**Task directions**
The answer is one number: how many lines in the data below hold "culture".
** Start Provided information **
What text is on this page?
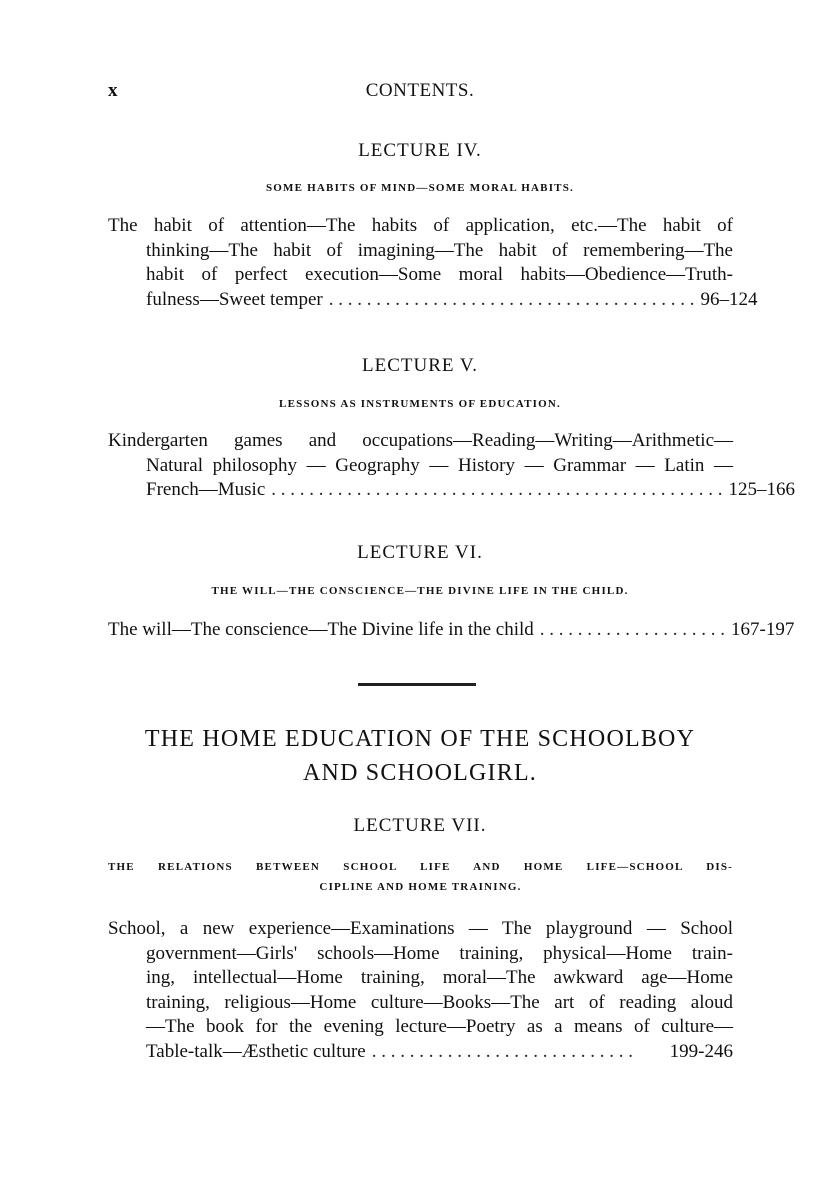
x	CONTENTS.
LECTURE IV.
SOME HABITS OF MIND—SOME MORAL HABITS.
The habit of attention—The habits of application, etc.—The habit of
thinking—The habit of imagining—The habit of remembering—The
habit of perfect execution—Some moral habits—Obedience—Truth-
fulness—Sweet temper . . . . . . . . . . . . . . . . . . . . . . . . . . . . . . . . . . . . . . . 96–124
LECTURE V.
LESSONS AS INSTRUMENTS OF EDUCATION.
Kindergarten games and occupations—Reading—Writing—Arithmetic—
Natural philosophy — Geography — History — Grammar — Latin —
French—Music . . . . . . . . . . . . . . . . . . . . . . . . . . . . . . . . . . . . . . . . . . . . . . . . 125–166
LECTURE VI.
THE WILL—THE CONSCIENCE—THE DIVINE LIFE IN THE CHILD.
The will—The conscience—The Divine life in the child . . . . . . . . . . . . . . . . . . . . 167-197
THE HOME EDUCATION OF THE SCHOOLBOY
AND SCHOOLGIRL.
LECTURE VII.
THE RELATIONS BETWEEN SCHOOL LIFE AND HOME LIFE—SCHOOL DIS-
CIPLINE AND HOME TRAINING.
School, a new experience—Examinations — The playground — School
government—Girls' schools—Home training, physical—Home train-
ing, intellectual—Home training, moral—The awkward age—Home
training, religious—Home culture—Books—The art of reading aloud
—The book for the evening lecture—Poetry as a means of culture—
Table-talk—Æsthetic culture . . . . . . . . . . . . . . . . . . . . . . . . . . . .	199-246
** End Provided information **
**Answer for the task**
3